# [AIM OF THE EXERCISE]
It is required that all of the data be written out exactly.

# [DATASET RECORDS]
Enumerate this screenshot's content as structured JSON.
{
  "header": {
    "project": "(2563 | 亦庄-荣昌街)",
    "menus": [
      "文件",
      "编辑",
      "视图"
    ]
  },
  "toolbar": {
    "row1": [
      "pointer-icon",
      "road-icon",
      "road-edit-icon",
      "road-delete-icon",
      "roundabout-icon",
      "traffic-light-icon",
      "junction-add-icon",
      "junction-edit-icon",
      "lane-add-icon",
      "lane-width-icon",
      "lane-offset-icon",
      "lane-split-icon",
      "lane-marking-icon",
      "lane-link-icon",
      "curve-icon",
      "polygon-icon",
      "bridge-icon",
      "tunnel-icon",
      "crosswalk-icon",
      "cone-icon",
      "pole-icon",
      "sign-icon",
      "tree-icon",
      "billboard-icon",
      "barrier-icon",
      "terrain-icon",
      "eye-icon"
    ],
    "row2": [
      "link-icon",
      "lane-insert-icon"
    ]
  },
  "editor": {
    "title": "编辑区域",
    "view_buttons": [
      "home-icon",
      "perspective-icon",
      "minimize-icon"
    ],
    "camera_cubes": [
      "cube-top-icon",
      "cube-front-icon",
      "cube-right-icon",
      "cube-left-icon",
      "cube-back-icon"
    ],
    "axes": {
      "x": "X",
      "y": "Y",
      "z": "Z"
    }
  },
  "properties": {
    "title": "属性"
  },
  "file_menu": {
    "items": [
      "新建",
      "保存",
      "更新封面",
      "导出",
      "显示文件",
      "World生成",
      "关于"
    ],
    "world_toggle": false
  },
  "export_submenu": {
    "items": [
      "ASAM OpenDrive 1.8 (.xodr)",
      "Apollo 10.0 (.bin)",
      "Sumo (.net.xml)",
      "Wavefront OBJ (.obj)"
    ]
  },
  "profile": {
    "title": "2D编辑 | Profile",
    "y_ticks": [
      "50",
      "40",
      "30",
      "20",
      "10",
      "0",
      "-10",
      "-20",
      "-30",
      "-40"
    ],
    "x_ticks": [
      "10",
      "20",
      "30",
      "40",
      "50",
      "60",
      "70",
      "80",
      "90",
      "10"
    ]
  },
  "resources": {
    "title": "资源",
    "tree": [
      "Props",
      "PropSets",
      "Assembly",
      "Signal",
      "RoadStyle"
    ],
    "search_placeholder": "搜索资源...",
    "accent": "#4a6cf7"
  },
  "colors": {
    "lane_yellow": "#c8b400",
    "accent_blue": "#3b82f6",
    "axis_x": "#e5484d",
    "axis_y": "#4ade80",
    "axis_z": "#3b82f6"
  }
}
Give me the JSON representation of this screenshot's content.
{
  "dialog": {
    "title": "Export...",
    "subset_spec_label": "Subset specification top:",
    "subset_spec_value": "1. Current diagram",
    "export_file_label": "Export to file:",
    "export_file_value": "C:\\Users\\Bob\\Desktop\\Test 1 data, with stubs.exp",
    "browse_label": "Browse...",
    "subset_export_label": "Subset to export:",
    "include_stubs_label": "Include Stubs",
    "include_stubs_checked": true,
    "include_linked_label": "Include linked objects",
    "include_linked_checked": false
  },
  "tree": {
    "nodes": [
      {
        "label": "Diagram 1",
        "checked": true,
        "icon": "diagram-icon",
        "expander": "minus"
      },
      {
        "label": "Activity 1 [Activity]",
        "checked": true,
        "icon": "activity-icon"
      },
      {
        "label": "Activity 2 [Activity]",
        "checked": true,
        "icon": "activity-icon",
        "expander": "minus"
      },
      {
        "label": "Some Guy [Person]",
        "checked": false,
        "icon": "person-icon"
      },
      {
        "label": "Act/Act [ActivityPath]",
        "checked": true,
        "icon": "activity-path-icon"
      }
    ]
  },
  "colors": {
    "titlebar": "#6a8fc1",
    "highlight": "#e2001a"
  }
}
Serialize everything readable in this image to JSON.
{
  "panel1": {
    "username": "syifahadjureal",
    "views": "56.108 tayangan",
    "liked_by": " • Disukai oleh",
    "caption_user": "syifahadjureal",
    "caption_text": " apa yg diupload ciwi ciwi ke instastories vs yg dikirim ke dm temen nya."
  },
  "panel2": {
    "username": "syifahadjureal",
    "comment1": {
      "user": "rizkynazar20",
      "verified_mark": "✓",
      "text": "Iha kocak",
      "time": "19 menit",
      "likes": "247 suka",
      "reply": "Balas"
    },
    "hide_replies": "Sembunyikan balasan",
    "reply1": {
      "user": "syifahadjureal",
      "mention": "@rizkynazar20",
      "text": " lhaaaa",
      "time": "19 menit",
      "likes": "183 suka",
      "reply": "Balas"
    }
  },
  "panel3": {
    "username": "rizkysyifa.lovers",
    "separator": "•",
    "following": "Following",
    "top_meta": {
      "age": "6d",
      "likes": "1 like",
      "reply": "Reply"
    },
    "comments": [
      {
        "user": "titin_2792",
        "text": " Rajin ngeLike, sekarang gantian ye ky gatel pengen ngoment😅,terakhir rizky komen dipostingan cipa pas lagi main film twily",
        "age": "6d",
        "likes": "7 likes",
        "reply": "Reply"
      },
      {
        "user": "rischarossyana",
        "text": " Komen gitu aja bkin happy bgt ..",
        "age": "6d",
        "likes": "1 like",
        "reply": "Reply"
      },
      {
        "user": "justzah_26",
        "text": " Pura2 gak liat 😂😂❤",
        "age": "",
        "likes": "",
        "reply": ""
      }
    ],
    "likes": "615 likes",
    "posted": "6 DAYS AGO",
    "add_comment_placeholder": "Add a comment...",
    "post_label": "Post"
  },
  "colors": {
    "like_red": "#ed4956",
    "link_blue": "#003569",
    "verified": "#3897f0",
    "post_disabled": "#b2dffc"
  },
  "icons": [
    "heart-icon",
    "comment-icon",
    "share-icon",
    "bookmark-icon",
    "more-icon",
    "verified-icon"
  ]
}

# [SOLUTION BELOW]
Enumerate this screenshot's content as structured JSON.
{
  "header": {
    "project": "(2563 | 亦庄-荣昌街)",
    "menus": [
      "文件",
      "编辑",
      "视图"
    ]
  },
  "toolbar": {
    "row1": [
      "pointer-icon",
      "road-icon",
      "road-edit-icon",
      "road-delete-icon",
      "roundabout-icon",
      "traffic-light-icon",
      "junction-add-icon",
      "junction-edit-icon",
      "lane-add-icon",
      "lane-width-icon",
      "lane-offset-icon",
      "lane-split-icon",
      "lane-marking-icon",
      "lane-link-icon",
      "curve-icon",
      "polygon-icon",
      "bridge-icon",
      "tunnel-icon",
      "crosswalk-icon",
      "cone-icon",
      "pole-icon",
      "sign-icon",
      "tree-icon",
      "billboard-icon",
      "barrier-icon",
      "terrain-icon",
      "eye-icon"
    ],
    "row2": [
      "link-icon",
      "lane-insert-icon"
    ]
  },
  "editor": {
    "title": "编辑区域",
    "view_buttons": [
      "home-icon",
      "perspective-icon",
      "minimize-icon"
    ],
    "camera_cubes": [
      "cube-top-icon",
      "cube-front-icon",
      "cube-right-icon",
      "cube-left-icon",
      "cube-back-icon"
    ],
    "axes": {
      "x": "X",
      "y": "Y",
      "z": "Z"
    }
  },
  "properties": {
    "title": "属性"
  },
  "file_menu": {
    "items": [
      "新建",
      "保存",
      "更新封面",
      "导出",
      "显示文件",
      "World生成",
      "关于"
    ],
    "world_toggle": false
  },
  "export_submenu": {
    "items": [
      "ASAM OpenDrive 1.8 (.xodr)",
      "Apollo 10.0 (.bin)",
      "Sumo (.net.xml)",
      "Wavefront OBJ (.obj)"
    ]
  },
  "profile": {
    "title": "2D编辑 | Profile",
    "y_ticks": [
      "50",
      "40",
      "30",
      "20",
      "10",
      "0",
      "-10",
      "-20",
      "-30",
      "-40"
    ],
    "x_ticks": [
      "10",
      "20",
      "30",
      "40",
      "50",
      "60",
      "70",
      "80",
      "90",
      "10"
    ]
  },
  "resources": {
    "title": "资源",
    "tree": [
      "Props",
      "PropSets",
      "Assembly",
      "Signal",
      "RoadStyle"
    ],
    "search_placeholder": "搜索资源...",
    "accent": "#4a6cf7"
  },
  "colors": {
    "lane_yellow": "#c8b400",
    "accent_blue": "#3b82f6",
    "axis_x": "#e5484d",
    "axis_y": "#4ade80",
    "axis_z": "#3b82f6"
  }
}
Give me the JSON representation of this screenshot's content.
{
  "dialog": {
    "title": "Export...",
    "subset_spec_label": "Subset specification top:",
    "subset_spec_value": "1. Current diagram",
    "export_file_label": "Export to file:",
    "export_file_value": "C:\\Users\\Bob\\Desktop\\Test 1 data, with stubs.exp",
    "browse_label": "Browse...",
    "subset_export_label": "Subset to export:",
    "include_stubs_label": "Include Stubs",
    "include_stubs_checked": true,
    "include_linked_label": "Include linked objects",
    "include_linked_checked": false
  },
  "tree": {
    "nodes": [
      {
        "label": "Diagram 1",
        "checked": true,
        "icon": "diagram-icon",
        "expander": "minus"
      },
      {
        "label": "Activity 1 [Activity]",
        "checked": true,
        "icon": "activity-icon"
      },
      {
        "label": "Activity 2 [Activity]",
        "checked": true,
        "icon": "activity-icon",
        "expander": "minus"
      },
      {
        "label": "Some Guy [Person]",
        "checked": false,
        "icon": "person-icon"
      },
      {
        "label": "Act/Act [ActivityPath]",
        "checked": true,
        "icon": "activity-path-icon"
      }
    ]
  },
  "colors": {
    "titlebar": "#6a8fc1",
    "highlight": "#e2001a"
  }
}
Serialize everything readable in this image to JSON.
{
  "panel1": {
    "username": "syifahadjureal",
    "views": "56.108 tayangan",
    "liked_by": " • Disukai oleh",
    "caption_user": "syifahadjureal",
    "caption_text": " apa yg diupload ciwi ciwi ke instastories vs yg dikirim ke dm temen nya."
  },
  "panel2": {
    "username": "syifahadjureal",
    "comment1": {
      "user": "rizkynazar20",
      "verified_mark": "✓",
      "text": "Iha kocak",
      "time": "19 menit",
      "likes": "247 suka",
      "reply": "Balas"
    },
    "hide_replies": "Sembunyikan balasan",
    "reply1": {
      "user": "syifahadjureal",
      "mention": "@rizkynazar20",
      "text": " lhaaaa",
      "time": "19 menit",
      "likes": "183 suka",
      "reply": "Balas"
    }
  },
  "panel3": {
    "username": "rizkysyifa.lovers",
    "separator": "•",
    "following": "Following",
    "top_meta": {
      "age": "6d",
      "likes": "1 like",
      "reply": "Reply"
    },
    "comments": [
      {
        "user": "titin_2792",
        "text": " Rajin ngeLike, sekarang gantian ye ky gatel pengen ngoment😅,terakhir rizky komen dipostingan cipa pas lagi main film twily",
        "age": "6d",
        "likes": "7 likes",
        "reply": "Reply"
      },
      {
        "user": "rischarossyana",
        "text": " Komen gitu aja bkin happy bgt ..",
        "age": "6d",
        "likes": "1 like",
        "reply": "Reply"
      },
      {
        "user": "justzah_26",
        "text": " Pura2 gak liat 😂😂❤",
        "age": "",
        "likes": "",
        "reply": ""
      }
    ],
    "likes": "615 likes",
    "posted": "6 DAYS AGO",
    "add_comment_placeholder": "Add a comment...",
    "post_label": "Post"
  },
  "colors": {
    "like_red": "#ed4956",
    "link_blue": "#003569",
    "verified": "#3897f0",
    "post_disabled": "#b2dffc"
  },
  "icons": [
    "heart-icon",
    "comment-icon",
    "share-icon",
    "bookmark-icon",
    "more-icon",
    "verified-icon"
  ]
}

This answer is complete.